→ Set exercise: Count every line of these entries that holds the word "Brch", and reply with the number only.

→ Given entries:

_ _ _ _ _ _ _

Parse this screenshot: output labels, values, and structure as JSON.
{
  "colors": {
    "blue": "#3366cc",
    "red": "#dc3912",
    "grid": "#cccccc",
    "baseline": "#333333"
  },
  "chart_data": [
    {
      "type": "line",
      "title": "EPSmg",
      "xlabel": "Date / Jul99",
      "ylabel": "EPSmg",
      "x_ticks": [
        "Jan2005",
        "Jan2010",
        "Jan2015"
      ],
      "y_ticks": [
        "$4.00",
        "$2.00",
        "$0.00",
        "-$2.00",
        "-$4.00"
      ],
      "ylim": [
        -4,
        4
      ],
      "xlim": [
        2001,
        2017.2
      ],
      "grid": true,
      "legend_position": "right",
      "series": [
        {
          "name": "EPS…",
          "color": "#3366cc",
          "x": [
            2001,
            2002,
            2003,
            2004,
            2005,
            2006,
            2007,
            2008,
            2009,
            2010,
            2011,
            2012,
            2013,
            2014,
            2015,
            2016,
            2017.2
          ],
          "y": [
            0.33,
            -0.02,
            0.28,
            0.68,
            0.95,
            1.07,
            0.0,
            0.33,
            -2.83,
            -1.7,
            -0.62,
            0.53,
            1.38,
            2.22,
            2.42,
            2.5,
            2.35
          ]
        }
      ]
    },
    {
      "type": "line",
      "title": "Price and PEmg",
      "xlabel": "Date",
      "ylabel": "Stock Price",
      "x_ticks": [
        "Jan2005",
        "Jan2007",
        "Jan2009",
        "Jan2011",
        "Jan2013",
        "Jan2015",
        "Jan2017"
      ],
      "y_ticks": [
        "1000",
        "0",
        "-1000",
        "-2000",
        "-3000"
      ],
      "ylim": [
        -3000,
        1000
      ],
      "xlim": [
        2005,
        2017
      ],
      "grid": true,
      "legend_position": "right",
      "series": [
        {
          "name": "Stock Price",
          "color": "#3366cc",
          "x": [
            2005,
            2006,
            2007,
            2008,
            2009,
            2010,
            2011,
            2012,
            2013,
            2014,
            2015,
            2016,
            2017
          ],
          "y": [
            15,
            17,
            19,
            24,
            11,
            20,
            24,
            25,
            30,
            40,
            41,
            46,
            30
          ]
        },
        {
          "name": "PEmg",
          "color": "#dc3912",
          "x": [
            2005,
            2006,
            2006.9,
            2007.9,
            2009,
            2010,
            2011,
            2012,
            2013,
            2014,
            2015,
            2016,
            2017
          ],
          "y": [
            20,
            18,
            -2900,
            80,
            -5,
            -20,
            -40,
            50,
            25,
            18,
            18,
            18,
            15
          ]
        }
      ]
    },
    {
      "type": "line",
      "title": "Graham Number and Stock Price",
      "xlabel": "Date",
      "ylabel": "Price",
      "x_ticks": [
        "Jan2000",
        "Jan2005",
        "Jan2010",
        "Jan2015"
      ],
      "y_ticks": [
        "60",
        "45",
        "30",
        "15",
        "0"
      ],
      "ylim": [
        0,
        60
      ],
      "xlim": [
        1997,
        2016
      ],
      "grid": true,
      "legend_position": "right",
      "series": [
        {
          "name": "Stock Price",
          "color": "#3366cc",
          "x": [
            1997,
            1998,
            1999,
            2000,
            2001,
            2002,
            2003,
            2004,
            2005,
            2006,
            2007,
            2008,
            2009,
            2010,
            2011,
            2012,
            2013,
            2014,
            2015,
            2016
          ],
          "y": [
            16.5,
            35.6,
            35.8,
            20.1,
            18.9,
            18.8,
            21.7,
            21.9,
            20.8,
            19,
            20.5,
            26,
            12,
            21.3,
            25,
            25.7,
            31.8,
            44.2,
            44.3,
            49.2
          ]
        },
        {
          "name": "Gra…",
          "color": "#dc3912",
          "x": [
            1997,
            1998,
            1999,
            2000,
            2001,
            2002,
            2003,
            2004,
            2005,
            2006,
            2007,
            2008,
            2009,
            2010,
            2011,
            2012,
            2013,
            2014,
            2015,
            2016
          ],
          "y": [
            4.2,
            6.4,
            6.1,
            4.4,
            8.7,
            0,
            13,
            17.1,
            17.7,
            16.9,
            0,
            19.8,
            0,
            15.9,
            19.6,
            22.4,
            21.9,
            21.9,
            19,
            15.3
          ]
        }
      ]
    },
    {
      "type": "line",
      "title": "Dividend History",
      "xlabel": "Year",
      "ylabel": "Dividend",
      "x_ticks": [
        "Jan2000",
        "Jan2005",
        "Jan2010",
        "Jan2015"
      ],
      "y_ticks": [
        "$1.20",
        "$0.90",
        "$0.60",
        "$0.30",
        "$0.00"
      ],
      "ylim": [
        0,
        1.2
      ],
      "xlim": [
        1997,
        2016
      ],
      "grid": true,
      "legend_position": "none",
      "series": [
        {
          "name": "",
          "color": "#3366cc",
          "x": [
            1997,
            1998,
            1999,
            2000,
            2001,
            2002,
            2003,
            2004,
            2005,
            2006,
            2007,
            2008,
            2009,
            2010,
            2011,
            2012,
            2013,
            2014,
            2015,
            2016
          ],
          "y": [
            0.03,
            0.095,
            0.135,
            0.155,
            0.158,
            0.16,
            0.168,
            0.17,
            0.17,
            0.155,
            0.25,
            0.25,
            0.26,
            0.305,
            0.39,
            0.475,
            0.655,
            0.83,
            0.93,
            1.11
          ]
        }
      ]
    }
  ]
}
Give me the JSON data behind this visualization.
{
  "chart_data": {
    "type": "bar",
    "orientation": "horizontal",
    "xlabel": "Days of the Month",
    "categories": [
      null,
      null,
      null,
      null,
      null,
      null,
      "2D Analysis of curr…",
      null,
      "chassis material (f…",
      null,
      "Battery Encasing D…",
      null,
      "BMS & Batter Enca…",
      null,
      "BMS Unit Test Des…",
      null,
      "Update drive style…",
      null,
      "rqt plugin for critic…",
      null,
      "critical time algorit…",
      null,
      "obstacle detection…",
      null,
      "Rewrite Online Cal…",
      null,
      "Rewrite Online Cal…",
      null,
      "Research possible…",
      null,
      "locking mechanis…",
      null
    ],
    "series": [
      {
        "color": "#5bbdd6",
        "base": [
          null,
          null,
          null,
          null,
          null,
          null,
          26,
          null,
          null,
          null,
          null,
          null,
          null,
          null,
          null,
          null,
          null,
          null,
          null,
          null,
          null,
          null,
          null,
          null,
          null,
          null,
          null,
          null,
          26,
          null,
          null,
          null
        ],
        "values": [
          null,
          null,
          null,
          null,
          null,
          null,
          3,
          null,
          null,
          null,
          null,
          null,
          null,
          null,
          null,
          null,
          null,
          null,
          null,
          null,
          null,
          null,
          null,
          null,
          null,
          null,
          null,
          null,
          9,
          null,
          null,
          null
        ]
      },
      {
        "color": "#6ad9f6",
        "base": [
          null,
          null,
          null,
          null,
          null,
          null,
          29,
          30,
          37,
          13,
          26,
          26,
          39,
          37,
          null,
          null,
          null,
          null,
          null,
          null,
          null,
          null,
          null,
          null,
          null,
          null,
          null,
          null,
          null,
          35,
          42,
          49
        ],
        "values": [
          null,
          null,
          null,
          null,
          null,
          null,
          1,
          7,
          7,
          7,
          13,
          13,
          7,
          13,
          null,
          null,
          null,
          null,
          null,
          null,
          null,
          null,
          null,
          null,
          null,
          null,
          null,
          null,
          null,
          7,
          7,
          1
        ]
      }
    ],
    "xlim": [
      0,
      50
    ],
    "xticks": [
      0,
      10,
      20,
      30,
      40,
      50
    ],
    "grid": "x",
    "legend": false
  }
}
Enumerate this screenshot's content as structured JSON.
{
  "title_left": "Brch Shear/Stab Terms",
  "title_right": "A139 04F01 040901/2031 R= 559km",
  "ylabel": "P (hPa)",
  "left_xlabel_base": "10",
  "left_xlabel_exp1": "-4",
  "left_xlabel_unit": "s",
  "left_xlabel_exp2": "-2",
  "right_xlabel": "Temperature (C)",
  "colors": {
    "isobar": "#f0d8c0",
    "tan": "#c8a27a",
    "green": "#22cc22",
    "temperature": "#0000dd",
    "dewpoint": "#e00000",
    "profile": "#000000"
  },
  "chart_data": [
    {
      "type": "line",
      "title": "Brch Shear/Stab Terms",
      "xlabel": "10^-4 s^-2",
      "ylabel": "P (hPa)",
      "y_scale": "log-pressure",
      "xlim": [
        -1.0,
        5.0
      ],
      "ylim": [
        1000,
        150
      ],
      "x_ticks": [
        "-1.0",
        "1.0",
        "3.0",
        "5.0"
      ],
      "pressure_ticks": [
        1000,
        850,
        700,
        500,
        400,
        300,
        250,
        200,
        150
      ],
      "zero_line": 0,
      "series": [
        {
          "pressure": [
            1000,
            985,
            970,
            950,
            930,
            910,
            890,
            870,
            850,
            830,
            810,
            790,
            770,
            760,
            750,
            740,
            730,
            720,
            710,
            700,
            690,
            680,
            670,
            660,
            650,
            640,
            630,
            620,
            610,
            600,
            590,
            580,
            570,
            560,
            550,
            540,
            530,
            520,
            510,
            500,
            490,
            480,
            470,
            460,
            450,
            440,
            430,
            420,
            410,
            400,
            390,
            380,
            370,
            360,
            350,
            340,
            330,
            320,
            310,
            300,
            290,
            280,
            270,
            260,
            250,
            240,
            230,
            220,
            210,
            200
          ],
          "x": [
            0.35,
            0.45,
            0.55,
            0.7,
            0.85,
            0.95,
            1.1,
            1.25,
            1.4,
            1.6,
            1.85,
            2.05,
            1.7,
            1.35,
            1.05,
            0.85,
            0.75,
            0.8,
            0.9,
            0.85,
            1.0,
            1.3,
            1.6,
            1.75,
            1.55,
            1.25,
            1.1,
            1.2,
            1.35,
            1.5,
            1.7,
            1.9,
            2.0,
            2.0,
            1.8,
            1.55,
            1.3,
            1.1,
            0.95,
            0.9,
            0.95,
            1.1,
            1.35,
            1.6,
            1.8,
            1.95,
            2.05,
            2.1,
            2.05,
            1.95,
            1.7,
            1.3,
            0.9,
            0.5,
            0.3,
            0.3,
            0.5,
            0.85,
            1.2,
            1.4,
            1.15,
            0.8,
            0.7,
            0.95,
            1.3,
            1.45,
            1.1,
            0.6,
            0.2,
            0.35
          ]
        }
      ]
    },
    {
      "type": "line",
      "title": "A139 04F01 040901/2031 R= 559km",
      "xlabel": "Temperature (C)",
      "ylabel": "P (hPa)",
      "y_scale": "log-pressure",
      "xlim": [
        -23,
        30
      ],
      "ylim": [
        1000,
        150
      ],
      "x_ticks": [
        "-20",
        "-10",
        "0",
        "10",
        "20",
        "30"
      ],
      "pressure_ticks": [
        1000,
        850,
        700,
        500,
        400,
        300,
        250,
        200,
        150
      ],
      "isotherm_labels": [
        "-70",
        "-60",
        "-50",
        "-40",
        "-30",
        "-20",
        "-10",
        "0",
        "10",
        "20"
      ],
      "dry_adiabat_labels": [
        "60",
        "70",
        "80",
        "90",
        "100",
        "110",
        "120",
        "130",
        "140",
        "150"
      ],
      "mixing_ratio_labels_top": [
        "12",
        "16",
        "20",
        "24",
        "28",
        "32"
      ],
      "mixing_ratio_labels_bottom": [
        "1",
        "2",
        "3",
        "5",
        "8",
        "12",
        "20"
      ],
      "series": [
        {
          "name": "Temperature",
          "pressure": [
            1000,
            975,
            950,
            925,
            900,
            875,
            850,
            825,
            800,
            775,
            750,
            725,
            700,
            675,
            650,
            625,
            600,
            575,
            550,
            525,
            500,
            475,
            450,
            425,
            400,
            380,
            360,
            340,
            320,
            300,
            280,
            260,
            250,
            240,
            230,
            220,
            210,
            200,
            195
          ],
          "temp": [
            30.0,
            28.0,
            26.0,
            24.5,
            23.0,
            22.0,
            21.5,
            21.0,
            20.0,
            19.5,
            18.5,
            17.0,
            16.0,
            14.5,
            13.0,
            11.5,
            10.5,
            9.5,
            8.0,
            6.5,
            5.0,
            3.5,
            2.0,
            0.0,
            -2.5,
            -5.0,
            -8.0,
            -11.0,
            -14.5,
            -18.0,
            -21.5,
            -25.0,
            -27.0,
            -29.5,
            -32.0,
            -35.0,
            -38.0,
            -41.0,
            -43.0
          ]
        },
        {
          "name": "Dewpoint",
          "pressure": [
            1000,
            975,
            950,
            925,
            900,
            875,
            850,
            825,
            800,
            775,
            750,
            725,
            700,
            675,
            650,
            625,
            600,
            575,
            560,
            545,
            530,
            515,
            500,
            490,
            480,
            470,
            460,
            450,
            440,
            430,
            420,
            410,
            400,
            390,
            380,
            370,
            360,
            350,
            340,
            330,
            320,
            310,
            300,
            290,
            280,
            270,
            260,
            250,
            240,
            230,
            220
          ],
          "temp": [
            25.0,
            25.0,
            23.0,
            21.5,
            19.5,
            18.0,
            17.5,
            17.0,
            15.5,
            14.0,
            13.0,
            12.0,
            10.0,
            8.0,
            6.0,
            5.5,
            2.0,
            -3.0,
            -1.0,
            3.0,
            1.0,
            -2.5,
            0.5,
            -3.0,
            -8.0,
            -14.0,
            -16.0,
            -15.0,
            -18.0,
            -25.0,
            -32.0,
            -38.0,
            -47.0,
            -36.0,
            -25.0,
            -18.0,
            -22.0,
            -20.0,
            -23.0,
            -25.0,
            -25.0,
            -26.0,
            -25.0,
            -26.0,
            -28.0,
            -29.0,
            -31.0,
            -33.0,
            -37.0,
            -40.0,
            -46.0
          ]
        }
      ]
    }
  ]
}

_ _ _ _ _ _ _

→ Written response: 2